:: TASK DESCRIPTION ::
Copy every one of the rows below character for character, omitting the lines that stand for pictures.

>> BEGIN SUPPLIED RECORDS

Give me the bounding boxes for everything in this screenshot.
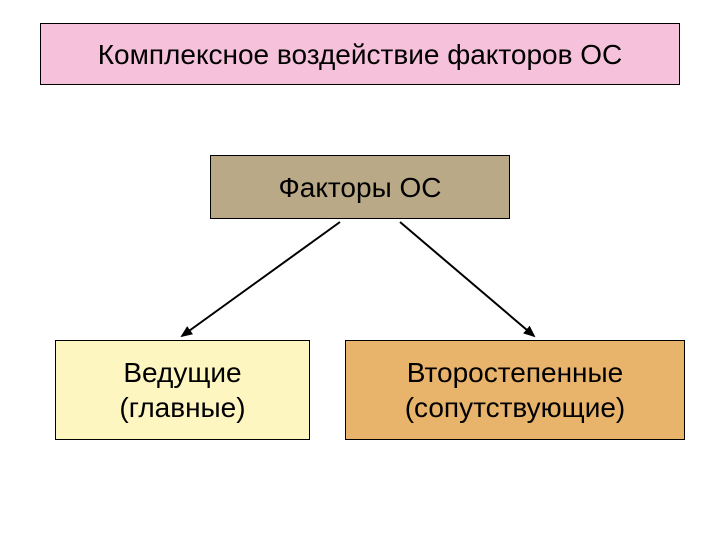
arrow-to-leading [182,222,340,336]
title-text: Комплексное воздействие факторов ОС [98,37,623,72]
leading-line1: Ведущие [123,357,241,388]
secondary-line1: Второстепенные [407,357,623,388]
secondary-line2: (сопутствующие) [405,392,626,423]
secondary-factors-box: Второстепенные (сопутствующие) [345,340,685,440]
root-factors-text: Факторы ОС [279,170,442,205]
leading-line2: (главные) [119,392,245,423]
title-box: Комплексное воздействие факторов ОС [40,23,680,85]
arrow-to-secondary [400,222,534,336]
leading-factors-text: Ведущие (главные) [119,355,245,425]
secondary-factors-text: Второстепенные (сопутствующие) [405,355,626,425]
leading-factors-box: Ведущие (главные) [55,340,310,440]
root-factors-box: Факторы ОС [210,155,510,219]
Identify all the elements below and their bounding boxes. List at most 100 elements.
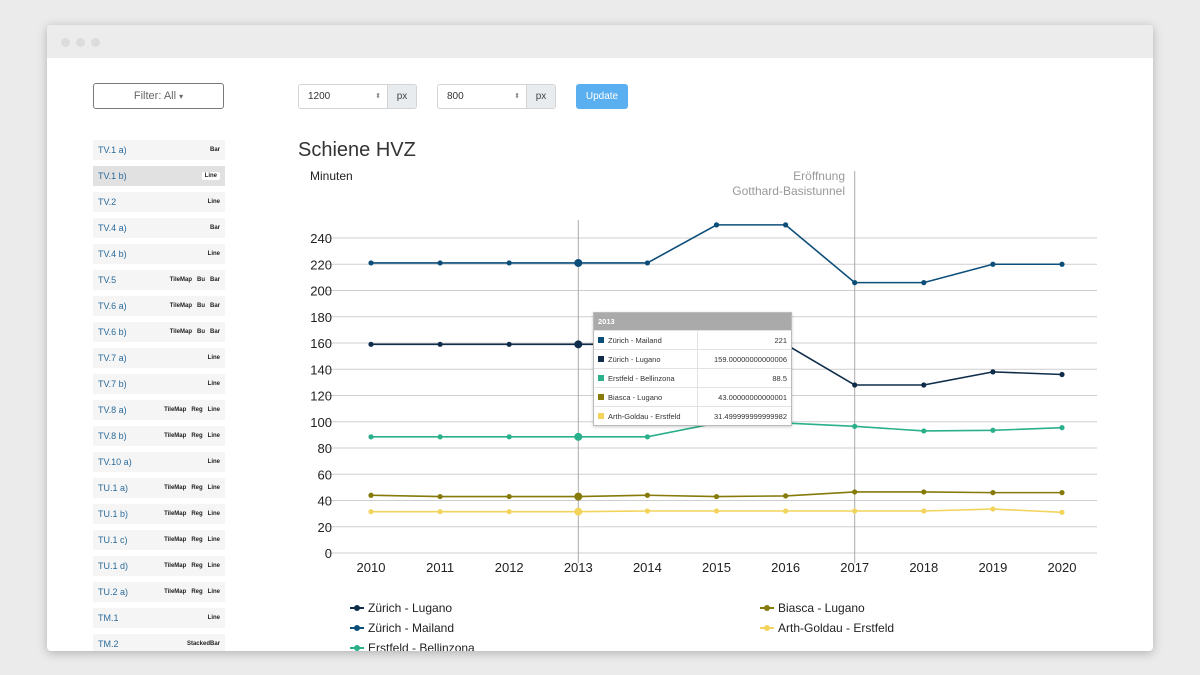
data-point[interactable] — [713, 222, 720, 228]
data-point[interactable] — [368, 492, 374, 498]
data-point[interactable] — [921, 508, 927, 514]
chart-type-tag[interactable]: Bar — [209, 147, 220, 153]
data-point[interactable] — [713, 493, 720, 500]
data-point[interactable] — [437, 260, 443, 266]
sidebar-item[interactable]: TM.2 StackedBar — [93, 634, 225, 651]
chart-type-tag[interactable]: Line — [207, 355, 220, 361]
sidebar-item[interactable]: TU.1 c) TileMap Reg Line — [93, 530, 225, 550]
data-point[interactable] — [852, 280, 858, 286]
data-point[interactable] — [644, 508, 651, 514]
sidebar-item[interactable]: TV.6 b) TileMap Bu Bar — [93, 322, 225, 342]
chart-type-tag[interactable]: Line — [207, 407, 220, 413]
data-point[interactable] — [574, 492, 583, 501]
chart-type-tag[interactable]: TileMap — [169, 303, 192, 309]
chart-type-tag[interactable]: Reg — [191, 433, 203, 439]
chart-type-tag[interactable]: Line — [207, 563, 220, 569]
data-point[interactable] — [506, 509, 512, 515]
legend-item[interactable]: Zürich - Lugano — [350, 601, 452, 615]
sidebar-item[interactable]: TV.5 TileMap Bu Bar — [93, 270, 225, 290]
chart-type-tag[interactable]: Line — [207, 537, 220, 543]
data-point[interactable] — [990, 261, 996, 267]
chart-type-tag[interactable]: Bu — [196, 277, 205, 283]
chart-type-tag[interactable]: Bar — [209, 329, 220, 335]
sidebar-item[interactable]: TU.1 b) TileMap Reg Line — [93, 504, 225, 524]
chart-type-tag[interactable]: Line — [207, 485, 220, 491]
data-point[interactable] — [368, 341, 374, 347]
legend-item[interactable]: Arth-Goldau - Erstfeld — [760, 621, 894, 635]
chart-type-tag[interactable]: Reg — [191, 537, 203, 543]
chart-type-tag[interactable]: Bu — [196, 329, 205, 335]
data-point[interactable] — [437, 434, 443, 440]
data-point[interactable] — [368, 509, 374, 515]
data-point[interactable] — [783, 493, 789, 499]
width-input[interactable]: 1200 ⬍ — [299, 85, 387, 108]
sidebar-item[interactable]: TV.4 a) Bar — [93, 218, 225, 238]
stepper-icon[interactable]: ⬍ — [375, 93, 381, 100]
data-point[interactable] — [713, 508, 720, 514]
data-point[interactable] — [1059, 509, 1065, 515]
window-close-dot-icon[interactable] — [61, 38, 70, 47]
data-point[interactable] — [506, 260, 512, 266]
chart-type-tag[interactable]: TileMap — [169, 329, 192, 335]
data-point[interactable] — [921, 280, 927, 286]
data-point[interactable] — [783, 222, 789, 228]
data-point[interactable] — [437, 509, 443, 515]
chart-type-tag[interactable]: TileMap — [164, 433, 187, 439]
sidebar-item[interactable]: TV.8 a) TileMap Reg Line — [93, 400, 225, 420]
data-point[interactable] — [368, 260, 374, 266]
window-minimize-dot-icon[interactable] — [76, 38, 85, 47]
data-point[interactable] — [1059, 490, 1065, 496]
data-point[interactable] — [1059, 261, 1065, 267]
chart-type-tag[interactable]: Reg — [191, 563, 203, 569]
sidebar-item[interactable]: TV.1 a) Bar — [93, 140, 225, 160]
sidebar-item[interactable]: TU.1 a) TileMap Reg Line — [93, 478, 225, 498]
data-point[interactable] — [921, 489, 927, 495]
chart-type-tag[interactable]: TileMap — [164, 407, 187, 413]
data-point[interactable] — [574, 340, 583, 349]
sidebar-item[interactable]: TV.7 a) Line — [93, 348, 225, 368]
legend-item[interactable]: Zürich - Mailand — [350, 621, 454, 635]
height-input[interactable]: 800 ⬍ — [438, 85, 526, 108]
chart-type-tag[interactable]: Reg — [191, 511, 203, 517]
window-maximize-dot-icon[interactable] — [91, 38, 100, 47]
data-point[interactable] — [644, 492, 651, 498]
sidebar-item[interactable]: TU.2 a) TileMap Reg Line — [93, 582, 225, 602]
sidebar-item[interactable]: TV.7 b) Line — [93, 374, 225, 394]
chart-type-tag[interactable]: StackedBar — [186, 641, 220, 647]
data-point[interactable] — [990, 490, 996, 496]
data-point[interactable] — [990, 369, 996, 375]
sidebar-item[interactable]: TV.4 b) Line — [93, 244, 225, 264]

>> END SUPPLIED RECORDS

:: REPLY ::
Give me the bounding boxes for everything in this screenshot.
arrow-to-leading [182,222,340,336]
title-text: Комплексное воздействие факторов ОС [98,37,623,72]
leading-line1: Ведущие [123,357,241,388]
secondary-line1: Второстепенные [407,357,623,388]
secondary-line2: (сопутствующие) [405,392,626,423]
secondary-factors-box: Второстепенные (сопутствующие) [345,340,685,440]
root-factors-text: Факторы ОС [279,170,442,205]
leading-line2: (главные) [119,392,245,423]
title-box: Комплексное воздействие факторов ОС [40,23,680,85]
arrow-to-secondary [400,222,534,336]
leading-factors-text: Ведущие (главные) [119,355,245,425]
secondary-factors-text: Второстепенные (сопутствующие) [405,355,626,425]
leading-factors-box: Ведущие (главные) [55,340,310,440]
root-factors-box: Факторы ОС [210,155,510,219]
Identify all the elements below and their bounding boxes. List at most 100 elements.
data-point[interactable] — [713, 222, 720, 228]
data-point[interactable] — [368, 492, 374, 498]
data-point[interactable] — [921, 508, 927, 514]
chart-type-tag[interactable]: Bar — [209, 147, 220, 153]
data-point[interactable] — [713, 493, 720, 500]
data-point[interactable] — [437, 260, 443, 266]
sidebar-item[interactable]: TM.2 StackedBar — [93, 634, 225, 651]
chart-type-tag[interactable]: Line — [207, 355, 220, 361]
sidebar-item[interactable]: TU.1 c) TileMap Reg Line — [93, 530, 225, 550]
data-point[interactable] — [852, 280, 858, 286]
data-point[interactable] — [644, 508, 651, 514]
sidebar-item[interactable]: TV.6 b) TileMap Bu Bar — [93, 322, 225, 342]
chart-type-tag[interactable]: Line — [207, 407, 220, 413]
data-point[interactable] — [574, 492, 583, 501]
chart-type-tag[interactable]: TileMap — [169, 303, 192, 309]
chart-type-tag[interactable]: Reg — [191, 433, 203, 439]
chart-type-tag[interactable]: Line — [207, 563, 220, 569]
data-point[interactable] — [506, 509, 512, 515]
legend-item[interactable]: Zürich - Lugano — [350, 601, 452, 615]
sidebar-item[interactable]: TV.5 TileMap Bu Bar — [93, 270, 225, 290]
chart-type-tag[interactable]: Line — [207, 537, 220, 543]
data-point[interactable] — [990, 261, 996, 267]
chart-type-tag[interactable]: Bu — [196, 277, 205, 283]
chart-type-tag[interactable]: Bar — [209, 329, 220, 335]
sidebar-item[interactable]: TU.1 b) TileMap Reg Line — [93, 504, 225, 524]
chart-type-tag[interactable]: Line — [207, 485, 220, 491]
data-point[interactable] — [368, 341, 374, 347]
legend-item[interactable]: Arth-Goldau - Erstfeld — [760, 621, 894, 635]
chart-type-tag[interactable]: Reg — [191, 537, 203, 543]
chart-type-tag[interactable]: Bu — [196, 329, 205, 335]
data-point[interactable] — [437, 434, 443, 440]
data-point[interactable] — [368, 509, 374, 515]
data-point[interactable] — [783, 493, 789, 499]
width-input[interactable]: 1200 ⬍ — [299, 85, 387, 108]
sidebar-item[interactable]: TV.4 a) Bar — [93, 218, 225, 238]
stepper-icon[interactable]: ⬍ — [375, 93, 381, 100]
data-point[interactable] — [713, 508, 720, 514]
data-point[interactable] — [1059, 509, 1065, 515]
window-close-dot-icon[interactable] — [61, 38, 70, 47]
data-point[interactable] — [506, 260, 512, 266]
chart-type-tag[interactable]: TileMap — [169, 329, 192, 335]
data-point[interactable] — [921, 280, 927, 286]
data-point[interactable] — [783, 222, 789, 228]
data-point[interactable] — [437, 509, 443, 515]
chart-type-tag[interactable]: TileMap — [164, 433, 187, 439]
sidebar-item[interactable]: TV.8 a) TileMap Reg Line — [93, 400, 225, 420]
data-point[interactable] — [368, 260, 374, 266]
window-minimize-dot-icon[interactable] — [76, 38, 85, 47]
data-point[interactable] — [1059, 490, 1065, 496]
data-point[interactable] — [1059, 261, 1065, 267]
chart-type-tag[interactable]: Reg — [191, 563, 203, 569]
sidebar-item[interactable]: TV.1 a) Bar — [93, 140, 225, 160]
sidebar-item[interactable]: TU.1 a) TileMap Reg Line — [93, 478, 225, 498]
data-point[interactable] — [921, 489, 927, 495]
chart-type-tag[interactable]: TileMap — [164, 407, 187, 413]
data-point[interactable] — [574, 340, 583, 349]
sidebar-item[interactable]: TV.7 a) Line — [93, 348, 225, 368]
legend-item[interactable]: Zürich - Mailand — [350, 621, 454, 635]
height-input[interactable]: 800 ⬍ — [438, 85, 526, 108]
chart-type-tag[interactable]: Reg — [191, 511, 203, 517]
window-maximize-dot-icon[interactable] — [91, 38, 100, 47]
data-point[interactable] — [644, 492, 651, 498]
sidebar-item[interactable]: TU.2 a) TileMap Reg Line — [93, 582, 225, 602]
sidebar-item[interactable]: TV.7 b) Line — [93, 374, 225, 394]
chart-type-tag[interactable]: StackedBar — [186, 641, 220, 647]
data-point[interactable] — [990, 490, 996, 496]
data-point[interactable] — [990, 369, 996, 375]
sidebar-item[interactable]: TV.4 b) Line — [93, 244, 225, 264]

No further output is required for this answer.